(Data entries for graphics)
·····

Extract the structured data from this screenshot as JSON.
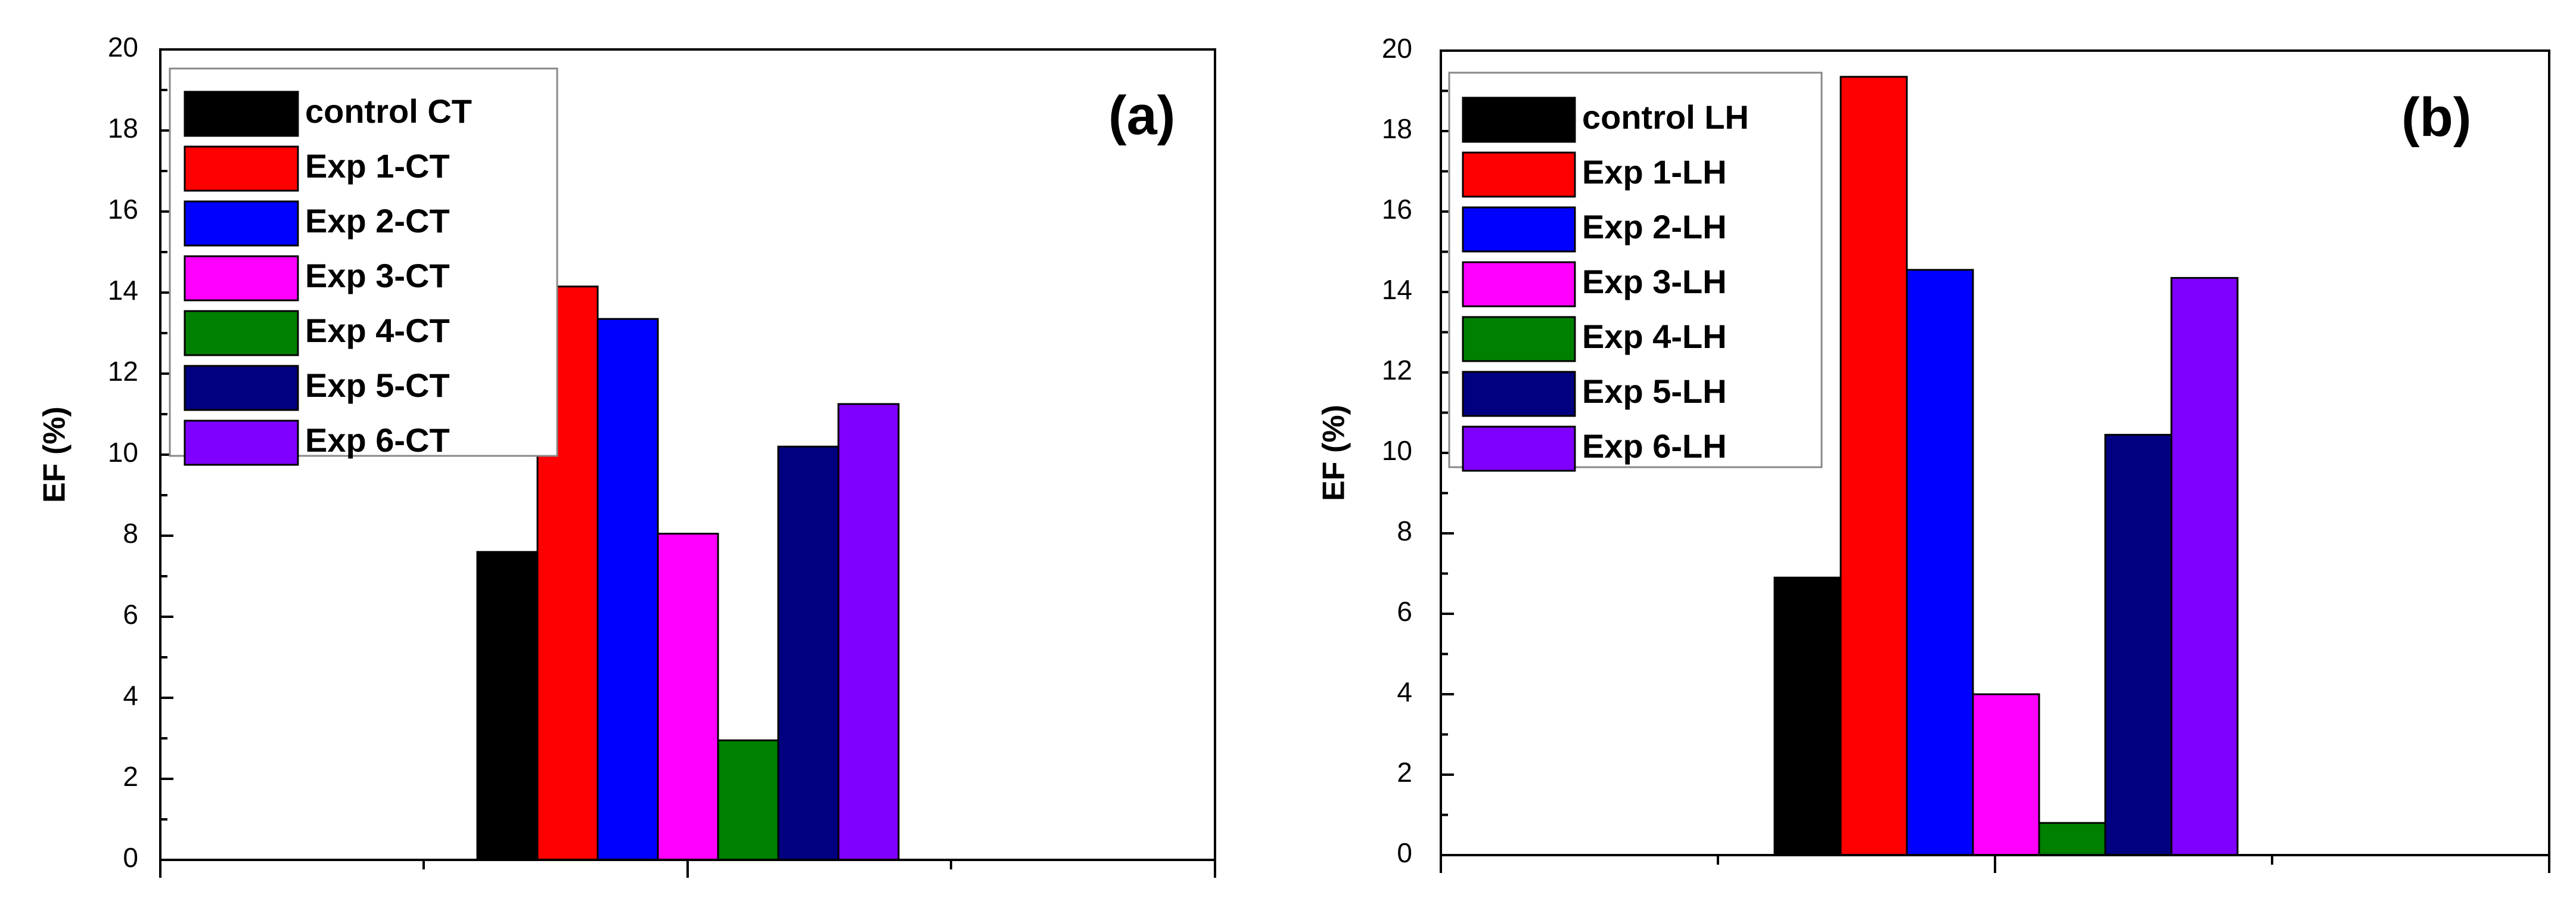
{
  "chart_data": [
    {
      "type": "bar",
      "panel_label": "(a)",
      "title": "",
      "xlabel": "",
      "ylabel": "EF (%)",
      "ylim": [
        0,
        20
      ],
      "yticks": [
        "0",
        "2",
        "4",
        "6",
        "8",
        "10",
        "12",
        "14",
        "16",
        "18",
        "20"
      ],
      "grid": false,
      "legend_position": "top-left",
      "series": [
        {
          "name": "control CT",
          "value": 7.6,
          "color": "#000000"
        },
        {
          "name": "Exp 1-CT",
          "value": 14.15,
          "color": "#ff0000"
        },
        {
          "name": "Exp 2-CT",
          "value": 13.35,
          "color": "#0000ff"
        },
        {
          "name": "Exp 3-CT",
          "value": 8.05,
          "color": "#ff00ff"
        },
        {
          "name": "Exp 4-CT",
          "value": 2.95,
          "color": "#008000"
        },
        {
          "name": "Exp 5-CT",
          "value": 10.2,
          "color": "#000080"
        },
        {
          "name": "Exp 6-CT",
          "value": 11.25,
          "color": "#8000ff"
        }
      ]
    },
    {
      "type": "bar",
      "panel_label": "(b)",
      "title": "",
      "xlabel": "",
      "ylabel": "EF (%)",
      "ylim": [
        0,
        20
      ],
      "yticks": [
        "0",
        "2",
        "4",
        "6",
        "8",
        "10",
        "12",
        "14",
        "16",
        "18",
        "20"
      ],
      "grid": false,
      "legend_position": "top-left",
      "series": [
        {
          "name": "control LH",
          "value": 6.9,
          "color": "#000000"
        },
        {
          "name": "Exp 1-LH",
          "value": 19.35,
          "color": "#ff0000"
        },
        {
          "name": "Exp 2-LH",
          "value": 14.55,
          "color": "#0000ff"
        },
        {
          "name": "Exp 3-LH",
          "value": 4.0,
          "color": "#ff00ff"
        },
        {
          "name": "Exp 4-LH",
          "value": 0.8,
          "color": "#008000"
        },
        {
          "name": "Exp 5-LH",
          "value": 10.45,
          "color": "#000080"
        },
        {
          "name": "Exp 6-LH",
          "value": 14.35,
          "color": "#8000ff"
        }
      ]
    }
  ]
}
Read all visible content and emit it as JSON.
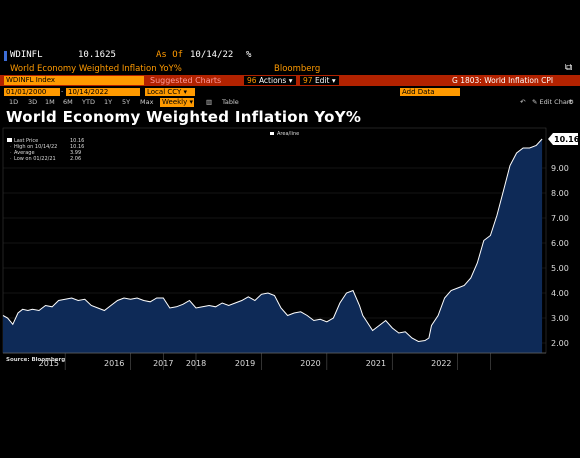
{
  "header": {
    "ticker": "WDINFL",
    "price": "10.1625",
    "as_of_label": "As Of",
    "as_of_date": "10/14/22",
    "percent_sign": "%",
    "subtitle": "World Economy Weighted Inflation YoY%",
    "source": "Bloomberg"
  },
  "toolbar": {
    "security": "WDINFL Index",
    "suggested": "Suggested Charts",
    "actions_label": "Actions",
    "actions_num": "96",
    "edit_label": "Edit",
    "edit_num": "97",
    "page_info": "G 1803: World Inflation CPI"
  },
  "dates": {
    "start": "01/01/2000",
    "end": "10/14/2022",
    "currency": "Local CCY",
    "add_data": "Add Data",
    "periods": [
      "1D",
      "3D",
      "1M",
      "6M",
      "YTD",
      "1Y",
      "5Y",
      "Max"
    ],
    "frequency": "Weekly",
    "table": "Table",
    "edit_chart": "Edit Chart"
  },
  "chart_title": "World Economy Weighted Inflation YoY%",
  "legend": {
    "area_label": "Area/line",
    "last_price": "Last Price",
    "last_price_val": "10.16",
    "high": "High on 10/14/22",
    "high_val": "10.16",
    "average": "Average",
    "average_val": "3.99",
    "low": "Low on 01/22/21",
    "low_val": "2.06"
  },
  "footer": {
    "source_note": "Source: Bloomberg"
  },
  "colors": {
    "area_fill": "#0e2a57",
    "line": "#ffffff",
    "label_box": "#ffffff",
    "accent": "#ff9a00",
    "toolbar_red": "#b22200"
  },
  "chart_data": {
    "type": "area",
    "title": "World Economy Weighted Inflation YoY%",
    "ylim": [
      1.6,
      10.6
    ],
    "y_ticks": [
      "2.00",
      "3.00",
      "4.00",
      "5.00",
      "6.00",
      "7.00",
      "8.00",
      "9.00"
    ],
    "x_ticks": [
      "2015",
      "2016",
      "2017",
      "2018",
      "2019",
      "2020",
      "2021",
      "2022"
    ],
    "x_range": [
      2014.55,
      2022.85
    ],
    "last_value": "10.16",
    "grid": true,
    "legend_position": "top-left",
    "series": [
      {
        "name": "Last Price",
        "x": [
          2014.55,
          2014.62,
          2014.7,
          2014.78,
          2014.85,
          2014.93,
          2015.0,
          2015.1,
          2015.2,
          2015.3,
          2015.4,
          2015.5,
          2015.6,
          2015.7,
          2015.8,
          2015.9,
          2016.0,
          2016.1,
          2016.2,
          2016.3,
          2016.4,
          2016.5,
          2016.6,
          2016.7,
          2016.8,
          2016.9,
          2017.0,
          2017.1,
          2017.2,
          2017.3,
          2017.4,
          2017.5,
          2017.6,
          2017.7,
          2017.8,
          2017.9,
          2018.0,
          2018.1,
          2018.2,
          2018.3,
          2018.4,
          2018.5,
          2018.6,
          2018.7,
          2018.8,
          2018.9,
          2019.0,
          2019.1,
          2019.2,
          2019.3,
          2019.4,
          2019.5,
          2019.6,
          2019.7,
          2019.8,
          2019.9,
          2020.0,
          2020.05,
          2020.1,
          2020.2,
          2020.3,
          2020.4,
          2020.5,
          2020.6,
          2020.7,
          2020.8,
          2020.9,
          2021.0,
          2021.06,
          2021.1,
          2021.2,
          2021.3,
          2021.4,
          2021.5,
          2021.6,
          2021.7,
          2021.8,
          2021.9,
          2022.0,
          2022.1,
          2022.2,
          2022.3,
          2022.4,
          2022.5,
          2022.6,
          2022.7,
          2022.79
        ],
        "y": [
          3.1,
          3.0,
          2.75,
          3.2,
          3.35,
          3.3,
          3.35,
          3.3,
          3.5,
          3.45,
          3.7,
          3.75,
          3.8,
          3.7,
          3.75,
          3.5,
          3.4,
          3.3,
          3.5,
          3.7,
          3.8,
          3.75,
          3.8,
          3.7,
          3.65,
          3.8,
          3.8,
          3.4,
          3.45,
          3.55,
          3.7,
          3.4,
          3.45,
          3.5,
          3.45,
          3.6,
          3.5,
          3.6,
          3.7,
          3.85,
          3.7,
          3.95,
          4.0,
          3.9,
          3.4,
          3.1,
          3.2,
          3.25,
          3.1,
          2.9,
          2.95,
          2.85,
          3.0,
          3.6,
          4.0,
          4.1,
          3.5,
          3.1,
          2.9,
          2.5,
          2.7,
          2.9,
          2.6,
          2.4,
          2.45,
          2.2,
          2.06,
          2.1,
          2.2,
          2.7,
          3.1,
          3.8,
          4.1,
          4.2,
          4.3,
          4.6,
          5.2,
          6.1,
          6.3,
          7.1,
          8.1,
          9.1,
          9.6,
          9.8,
          9.8,
          9.9,
          10.16
        ]
      }
    ]
  }
}
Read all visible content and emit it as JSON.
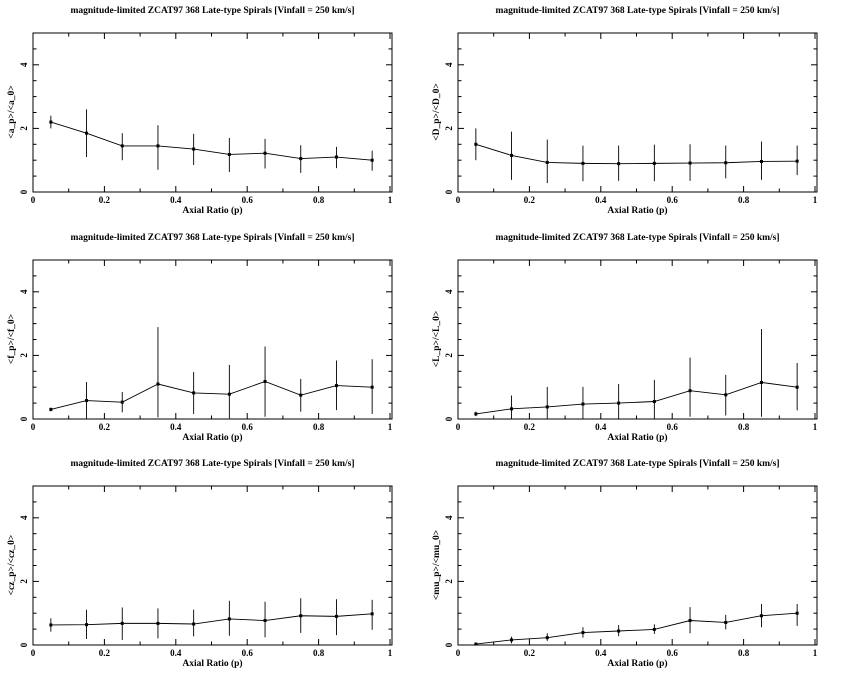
{
  "figure": {
    "background": "#ffffff",
    "ink_color": "#000000",
    "grid": "off",
    "legend": "none",
    "marker": "filled-square",
    "errorbars": "vertical-no-caps"
  },
  "chart_data": [
    {
      "panel": "top-left",
      "type": "line",
      "title": "magnitude-limited ZCAT97 368 Late-type Spirals [Vinfall = 250 km/s]",
      "xlabel": "Axial Ratio (p)",
      "ylabel": "<a_p>/<a_0>",
      "x": [
        0.05,
        0.15,
        0.25,
        0.35,
        0.45,
        0.55,
        0.65,
        0.75,
        0.85,
        0.95
      ],
      "y": [
        2.2,
        1.85,
        1.45,
        1.45,
        1.35,
        1.18,
        1.22,
        1.05,
        1.1,
        1.0
      ],
      "err_minus": [
        0.2,
        0.75,
        0.45,
        0.75,
        0.5,
        0.55,
        0.48,
        0.45,
        0.35,
        0.33
      ],
      "err_plus": [
        0.2,
        0.75,
        0.4,
        0.65,
        0.48,
        0.52,
        0.45,
        0.42,
        0.32,
        0.3
      ],
      "xlim": [
        0,
        1
      ],
      "ylim": [
        0,
        5
      ],
      "xticks": [
        0,
        0.2,
        0.4,
        0.6,
        0.8,
        1
      ],
      "xtick_labels": [
        "0",
        "0.2",
        "0.4",
        "0.6",
        "0.8",
        "1"
      ],
      "yticks": [
        0,
        2,
        4
      ],
      "ytick_labels": [
        "0",
        "2",
        "4"
      ]
    },
    {
      "panel": "top-right",
      "type": "line",
      "title": "magnitude-limited ZCAT97 368 Late-type Spirals [Vinfall = 250 km/s]",
      "xlabel": "Axial Ratio (p)",
      "ylabel": "<D_p>/<D_0>",
      "x": [
        0.05,
        0.15,
        0.25,
        0.35,
        0.45,
        0.55,
        0.65,
        0.75,
        0.85,
        0.95
      ],
      "y": [
        1.5,
        1.15,
        0.93,
        0.9,
        0.89,
        0.9,
        0.91,
        0.92,
        0.96,
        0.97
      ],
      "err_minus": [
        0.5,
        0.77,
        0.65,
        0.56,
        0.54,
        0.56,
        0.56,
        0.49,
        0.58,
        0.44
      ],
      "err_plus": [
        0.5,
        0.75,
        0.72,
        0.56,
        0.57,
        0.59,
        0.59,
        0.54,
        0.63,
        0.49
      ],
      "xlim": [
        0,
        1
      ],
      "ylim": [
        0,
        5
      ],
      "xticks": [
        0,
        0.2,
        0.4,
        0.6,
        0.8,
        1
      ],
      "xtick_labels": [
        "0",
        "0.2",
        "0.4",
        "0.6",
        "0.8",
        "1"
      ],
      "yticks": [
        0,
        2,
        4
      ],
      "ytick_labels": [
        "0",
        "2",
        "4"
      ]
    },
    {
      "panel": "middle-left",
      "type": "line",
      "title": "magnitude-limited ZCAT97 368 Late-type Spirals [Vinfall = 250 km/s]",
      "xlabel": "Axial Ratio (p)",
      "ylabel": "<f_p>/<f_0>",
      "x": [
        0.05,
        0.15,
        0.25,
        0.35,
        0.45,
        0.55,
        0.65,
        0.75,
        0.85,
        0.95
      ],
      "y": [
        0.3,
        0.58,
        0.53,
        1.1,
        0.82,
        0.78,
        1.18,
        0.75,
        1.05,
        1.0
      ],
      "err_minus": [
        0.06,
        0.58,
        0.32,
        1.05,
        0.66,
        0.76,
        1.11,
        0.52,
        0.77,
        0.84
      ],
      "err_plus": [
        0.06,
        0.58,
        0.32,
        1.79,
        0.66,
        0.92,
        1.1,
        0.51,
        0.79,
        0.88
      ],
      "xlim": [
        0,
        1
      ],
      "ylim": [
        0,
        5
      ],
      "xticks": [
        0,
        0.2,
        0.4,
        0.6,
        0.8,
        1
      ],
      "xtick_labels": [
        "0",
        "0.2",
        "0.4",
        "0.6",
        "0.8",
        "1"
      ],
      "yticks": [
        0,
        2,
        4
      ],
      "ytick_labels": [
        "0",
        "2",
        "4"
      ]
    },
    {
      "panel": "middle-right",
      "type": "line",
      "title": "magnitude-limited ZCAT97 368 Late-type Spirals [Vinfall = 250 km/s]",
      "xlabel": "Axial Ratio (p)",
      "ylabel": "<L_p>/<L_0>",
      "x": [
        0.05,
        0.15,
        0.25,
        0.35,
        0.45,
        0.55,
        0.65,
        0.75,
        0.85,
        0.95
      ],
      "y": [
        0.16,
        0.32,
        0.38,
        0.47,
        0.5,
        0.55,
        0.89,
        0.76,
        1.15,
        1.0
      ],
      "err_minus": [
        0.07,
        0.32,
        0.38,
        0.47,
        0.5,
        0.55,
        0.82,
        0.65,
        1.08,
        0.73
      ],
      "err_plus": [
        0.07,
        0.42,
        0.63,
        0.54,
        0.6,
        0.68,
        1.04,
        0.63,
        1.68,
        0.76
      ],
      "xlim": [
        0,
        1
      ],
      "ylim": [
        0,
        5
      ],
      "xticks": [
        0,
        0.2,
        0.4,
        0.6,
        0.8,
        1
      ],
      "xtick_labels": [
        "0",
        "0.2",
        "0.4",
        "0.6",
        "0.8",
        "1"
      ],
      "yticks": [
        0,
        2,
        4
      ],
      "ytick_labels": [
        "0",
        "2",
        "4"
      ]
    },
    {
      "panel": "bottom-left",
      "type": "line",
      "title": "magnitude-limited ZCAT97 368 Late-type Spirals [Vinfall = 250 km/s]",
      "xlabel": "Axial Ratio (p)",
      "ylabel": "<cz_p>/<cz_0>",
      "x": [
        0.05,
        0.15,
        0.25,
        0.35,
        0.45,
        0.55,
        0.65,
        0.75,
        0.85,
        0.95
      ],
      "y": [
        0.63,
        0.64,
        0.68,
        0.68,
        0.66,
        0.82,
        0.77,
        0.92,
        0.9,
        0.98
      ],
      "err_minus": [
        0.21,
        0.45,
        0.52,
        0.47,
        0.39,
        0.53,
        0.53,
        0.54,
        0.59,
        0.5
      ],
      "err_plus": [
        0.21,
        0.47,
        0.5,
        0.47,
        0.45,
        0.57,
        0.59,
        0.55,
        0.54,
        0.44
      ],
      "xlim": [
        0,
        1
      ],
      "ylim": [
        0,
        5
      ],
      "xticks": [
        0,
        0.2,
        0.4,
        0.6,
        0.8,
        1
      ],
      "xtick_labels": [
        "0",
        "0.2",
        "0.4",
        "0.6",
        "0.8",
        "1"
      ],
      "yticks": [
        0,
        2,
        4
      ],
      "ytick_labels": [
        "0",
        "2",
        "4"
      ]
    },
    {
      "panel": "bottom-right",
      "type": "line",
      "title": "magnitude-limited ZCAT97 368 Late-type Spirals [Vinfall = 250 km/s]",
      "xlabel": "Axial Ratio (p)",
      "ylabel": "<mu_p>/<mu_0>",
      "x": [
        0.05,
        0.15,
        0.25,
        0.35,
        0.45,
        0.55,
        0.65,
        0.75,
        0.85,
        0.95
      ],
      "y": [
        0.03,
        0.16,
        0.23,
        0.39,
        0.44,
        0.49,
        0.77,
        0.71,
        0.92,
        1.0
      ],
      "err_minus": [
        0.03,
        0.11,
        0.1,
        0.16,
        0.16,
        0.14,
        0.4,
        0.22,
        0.36,
        0.4
      ],
      "err_plus": [
        0.04,
        0.1,
        0.14,
        0.17,
        0.19,
        0.16,
        0.42,
        0.24,
        0.37,
        0.29
      ],
      "xlim": [
        0,
        1
      ],
      "ylim": [
        0,
        5
      ],
      "xticks": [
        0,
        0.2,
        0.4,
        0.6,
        0.8,
        1
      ],
      "xtick_labels": [
        "0",
        "0.2",
        "0.4",
        "0.6",
        "0.8",
        "1"
      ],
      "yticks": [
        0,
        2,
        4
      ],
      "ytick_labels": [
        "0",
        "2",
        "4"
      ]
    }
  ]
}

·····

» **TASK TO CARRY OUT**:
Write out every line of the preceding listing that contains "Inflation".

» **THE RESPONSE**:
    "subtitle": "World Economy Weighted Inflation YoY%",
    "page_info": "G 1803: World Inflation CPI"
  "chart_title": "World Economy Weighted Inflation YoY%",
    "title": "World Economy Weighted Inflation YoY%",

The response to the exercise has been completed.